* **To do**
List each line of the data that holds the string "profile".

* **Data shown**
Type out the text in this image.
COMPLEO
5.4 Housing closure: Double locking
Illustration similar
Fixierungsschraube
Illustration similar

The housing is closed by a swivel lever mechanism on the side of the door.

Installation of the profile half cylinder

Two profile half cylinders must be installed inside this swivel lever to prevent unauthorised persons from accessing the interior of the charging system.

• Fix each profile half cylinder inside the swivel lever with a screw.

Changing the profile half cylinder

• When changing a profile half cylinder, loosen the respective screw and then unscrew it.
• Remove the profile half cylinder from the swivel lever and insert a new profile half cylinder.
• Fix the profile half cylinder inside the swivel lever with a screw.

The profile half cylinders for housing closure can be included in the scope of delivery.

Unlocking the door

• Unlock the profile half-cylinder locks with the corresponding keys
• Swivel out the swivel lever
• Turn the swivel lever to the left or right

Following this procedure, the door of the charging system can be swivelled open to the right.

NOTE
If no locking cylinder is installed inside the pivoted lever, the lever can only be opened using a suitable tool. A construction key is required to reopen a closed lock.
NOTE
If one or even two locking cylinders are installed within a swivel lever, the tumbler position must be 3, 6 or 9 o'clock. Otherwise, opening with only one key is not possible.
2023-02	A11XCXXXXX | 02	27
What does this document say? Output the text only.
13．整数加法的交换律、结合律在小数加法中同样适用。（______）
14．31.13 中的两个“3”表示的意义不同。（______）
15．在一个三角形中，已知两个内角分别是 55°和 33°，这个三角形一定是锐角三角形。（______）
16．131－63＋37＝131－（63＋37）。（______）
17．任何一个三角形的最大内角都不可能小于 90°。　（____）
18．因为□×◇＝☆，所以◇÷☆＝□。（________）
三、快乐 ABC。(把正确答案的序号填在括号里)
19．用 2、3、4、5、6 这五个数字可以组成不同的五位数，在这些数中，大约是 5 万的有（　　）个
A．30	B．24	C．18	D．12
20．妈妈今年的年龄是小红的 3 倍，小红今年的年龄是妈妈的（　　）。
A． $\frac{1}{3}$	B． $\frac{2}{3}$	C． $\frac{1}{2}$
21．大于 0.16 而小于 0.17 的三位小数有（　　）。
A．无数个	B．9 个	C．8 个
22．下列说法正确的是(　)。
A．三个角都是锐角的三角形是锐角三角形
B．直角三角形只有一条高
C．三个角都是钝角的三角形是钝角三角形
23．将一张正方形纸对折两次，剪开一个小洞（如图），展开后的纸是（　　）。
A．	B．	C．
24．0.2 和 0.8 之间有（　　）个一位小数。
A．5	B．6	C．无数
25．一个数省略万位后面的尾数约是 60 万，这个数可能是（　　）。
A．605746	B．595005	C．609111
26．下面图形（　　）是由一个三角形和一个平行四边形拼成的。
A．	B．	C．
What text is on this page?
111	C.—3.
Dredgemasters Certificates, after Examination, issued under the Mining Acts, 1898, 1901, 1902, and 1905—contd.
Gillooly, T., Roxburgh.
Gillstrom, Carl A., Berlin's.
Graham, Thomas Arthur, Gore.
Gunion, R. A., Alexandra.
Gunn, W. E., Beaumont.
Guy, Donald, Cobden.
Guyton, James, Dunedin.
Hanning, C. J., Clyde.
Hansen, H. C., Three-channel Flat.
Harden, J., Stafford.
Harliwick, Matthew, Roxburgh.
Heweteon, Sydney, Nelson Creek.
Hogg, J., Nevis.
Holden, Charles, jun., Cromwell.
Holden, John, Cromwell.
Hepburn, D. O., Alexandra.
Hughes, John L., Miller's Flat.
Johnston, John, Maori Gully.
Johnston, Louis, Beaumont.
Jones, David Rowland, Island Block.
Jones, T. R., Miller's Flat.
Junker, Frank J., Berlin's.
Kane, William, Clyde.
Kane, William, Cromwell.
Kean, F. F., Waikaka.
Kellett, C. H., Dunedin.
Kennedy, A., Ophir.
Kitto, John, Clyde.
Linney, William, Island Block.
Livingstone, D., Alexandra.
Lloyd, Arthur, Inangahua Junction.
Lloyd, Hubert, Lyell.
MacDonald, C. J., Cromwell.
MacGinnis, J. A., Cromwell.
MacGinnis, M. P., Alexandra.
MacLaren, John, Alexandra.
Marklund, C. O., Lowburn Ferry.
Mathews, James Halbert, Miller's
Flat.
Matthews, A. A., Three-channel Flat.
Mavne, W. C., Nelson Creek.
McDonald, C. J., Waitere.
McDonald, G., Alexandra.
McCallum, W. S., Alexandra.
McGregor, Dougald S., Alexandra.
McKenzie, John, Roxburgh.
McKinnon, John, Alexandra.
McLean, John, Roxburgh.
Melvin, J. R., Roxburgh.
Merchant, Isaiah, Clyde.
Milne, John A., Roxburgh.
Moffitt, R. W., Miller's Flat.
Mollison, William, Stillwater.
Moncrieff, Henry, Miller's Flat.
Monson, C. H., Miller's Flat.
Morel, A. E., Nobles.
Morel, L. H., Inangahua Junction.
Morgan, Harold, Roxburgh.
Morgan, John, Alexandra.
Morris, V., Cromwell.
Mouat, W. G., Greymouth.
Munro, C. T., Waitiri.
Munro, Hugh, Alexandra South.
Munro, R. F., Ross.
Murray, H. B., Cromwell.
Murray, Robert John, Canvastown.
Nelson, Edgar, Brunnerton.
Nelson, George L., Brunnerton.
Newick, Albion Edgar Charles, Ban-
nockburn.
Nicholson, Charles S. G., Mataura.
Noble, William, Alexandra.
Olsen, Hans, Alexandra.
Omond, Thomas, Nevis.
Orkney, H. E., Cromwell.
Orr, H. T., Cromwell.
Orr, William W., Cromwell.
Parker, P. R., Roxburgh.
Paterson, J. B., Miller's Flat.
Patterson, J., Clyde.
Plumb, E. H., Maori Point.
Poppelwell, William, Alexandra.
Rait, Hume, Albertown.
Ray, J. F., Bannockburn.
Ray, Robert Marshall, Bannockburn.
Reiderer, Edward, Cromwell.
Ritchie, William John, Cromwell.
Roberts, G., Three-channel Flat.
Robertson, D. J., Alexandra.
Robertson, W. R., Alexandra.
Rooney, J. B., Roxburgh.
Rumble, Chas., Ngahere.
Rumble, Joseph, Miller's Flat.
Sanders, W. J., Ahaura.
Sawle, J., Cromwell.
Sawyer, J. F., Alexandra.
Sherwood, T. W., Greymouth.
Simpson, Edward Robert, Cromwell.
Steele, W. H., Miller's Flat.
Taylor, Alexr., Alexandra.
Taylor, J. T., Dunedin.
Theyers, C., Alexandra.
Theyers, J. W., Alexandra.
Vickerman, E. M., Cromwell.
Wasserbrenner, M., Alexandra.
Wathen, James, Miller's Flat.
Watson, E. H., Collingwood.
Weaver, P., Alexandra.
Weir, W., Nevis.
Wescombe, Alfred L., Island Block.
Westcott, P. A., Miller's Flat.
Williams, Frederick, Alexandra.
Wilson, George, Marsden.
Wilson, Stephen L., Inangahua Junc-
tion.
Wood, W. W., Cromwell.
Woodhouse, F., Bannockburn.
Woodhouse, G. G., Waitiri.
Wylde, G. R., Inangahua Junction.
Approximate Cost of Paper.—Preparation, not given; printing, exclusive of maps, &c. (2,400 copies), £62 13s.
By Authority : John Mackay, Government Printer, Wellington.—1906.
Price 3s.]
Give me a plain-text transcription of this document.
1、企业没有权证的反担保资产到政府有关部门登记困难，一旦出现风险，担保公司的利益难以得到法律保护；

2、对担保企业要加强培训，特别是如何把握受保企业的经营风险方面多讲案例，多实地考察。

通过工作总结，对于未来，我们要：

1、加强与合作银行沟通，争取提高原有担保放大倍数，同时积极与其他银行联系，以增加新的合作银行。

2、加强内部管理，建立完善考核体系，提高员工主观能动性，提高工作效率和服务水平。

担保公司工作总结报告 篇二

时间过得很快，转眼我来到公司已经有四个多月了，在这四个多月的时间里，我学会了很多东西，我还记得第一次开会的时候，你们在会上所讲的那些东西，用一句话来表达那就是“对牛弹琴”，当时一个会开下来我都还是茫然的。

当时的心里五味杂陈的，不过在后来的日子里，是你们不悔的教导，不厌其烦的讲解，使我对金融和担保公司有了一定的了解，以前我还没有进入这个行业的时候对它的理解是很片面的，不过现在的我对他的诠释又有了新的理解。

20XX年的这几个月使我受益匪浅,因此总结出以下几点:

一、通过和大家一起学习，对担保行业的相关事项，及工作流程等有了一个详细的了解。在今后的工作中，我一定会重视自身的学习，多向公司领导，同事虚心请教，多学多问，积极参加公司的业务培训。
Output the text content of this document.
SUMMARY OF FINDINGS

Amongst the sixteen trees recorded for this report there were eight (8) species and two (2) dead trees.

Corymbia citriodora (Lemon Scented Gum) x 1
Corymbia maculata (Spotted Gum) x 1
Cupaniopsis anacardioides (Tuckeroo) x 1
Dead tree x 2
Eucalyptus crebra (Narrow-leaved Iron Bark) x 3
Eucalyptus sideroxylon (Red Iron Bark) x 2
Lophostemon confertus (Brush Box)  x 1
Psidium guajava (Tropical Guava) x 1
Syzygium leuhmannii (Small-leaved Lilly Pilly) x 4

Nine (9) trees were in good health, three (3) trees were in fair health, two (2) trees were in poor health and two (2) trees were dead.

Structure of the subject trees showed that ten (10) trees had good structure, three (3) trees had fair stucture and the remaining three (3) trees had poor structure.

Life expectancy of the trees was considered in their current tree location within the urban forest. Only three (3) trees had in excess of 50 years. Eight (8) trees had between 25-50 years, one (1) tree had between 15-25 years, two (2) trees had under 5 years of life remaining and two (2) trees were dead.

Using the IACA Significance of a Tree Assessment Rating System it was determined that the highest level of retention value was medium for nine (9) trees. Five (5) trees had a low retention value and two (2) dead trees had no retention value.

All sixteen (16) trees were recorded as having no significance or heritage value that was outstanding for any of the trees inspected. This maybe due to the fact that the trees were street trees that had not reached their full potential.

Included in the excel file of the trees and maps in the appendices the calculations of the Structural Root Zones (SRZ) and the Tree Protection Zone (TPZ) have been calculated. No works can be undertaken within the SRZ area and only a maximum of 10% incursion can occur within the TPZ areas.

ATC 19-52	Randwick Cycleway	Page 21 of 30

* **Response**
Installation of the profile half cylinder
Two profile half cylinders must be installed inside this swivel lever to prevent unauthorised persons from accessing the interior of the charging system.
• Fix each profile half cylinder inside the swivel lever with a screw.
Changing the profile half cylinder
• When changing a profile half cylinder, loosen the respective screw and then unscrew it.
• Remove the profile half cylinder from the swivel lever and insert a new profile half cylinder.
• Fix the profile half cylinder inside the swivel lever with a screw.
The profile half cylinders for housing closure can be included in the scope of delivery.
• Unlock the profile half-cylinder locks with the corresponding keys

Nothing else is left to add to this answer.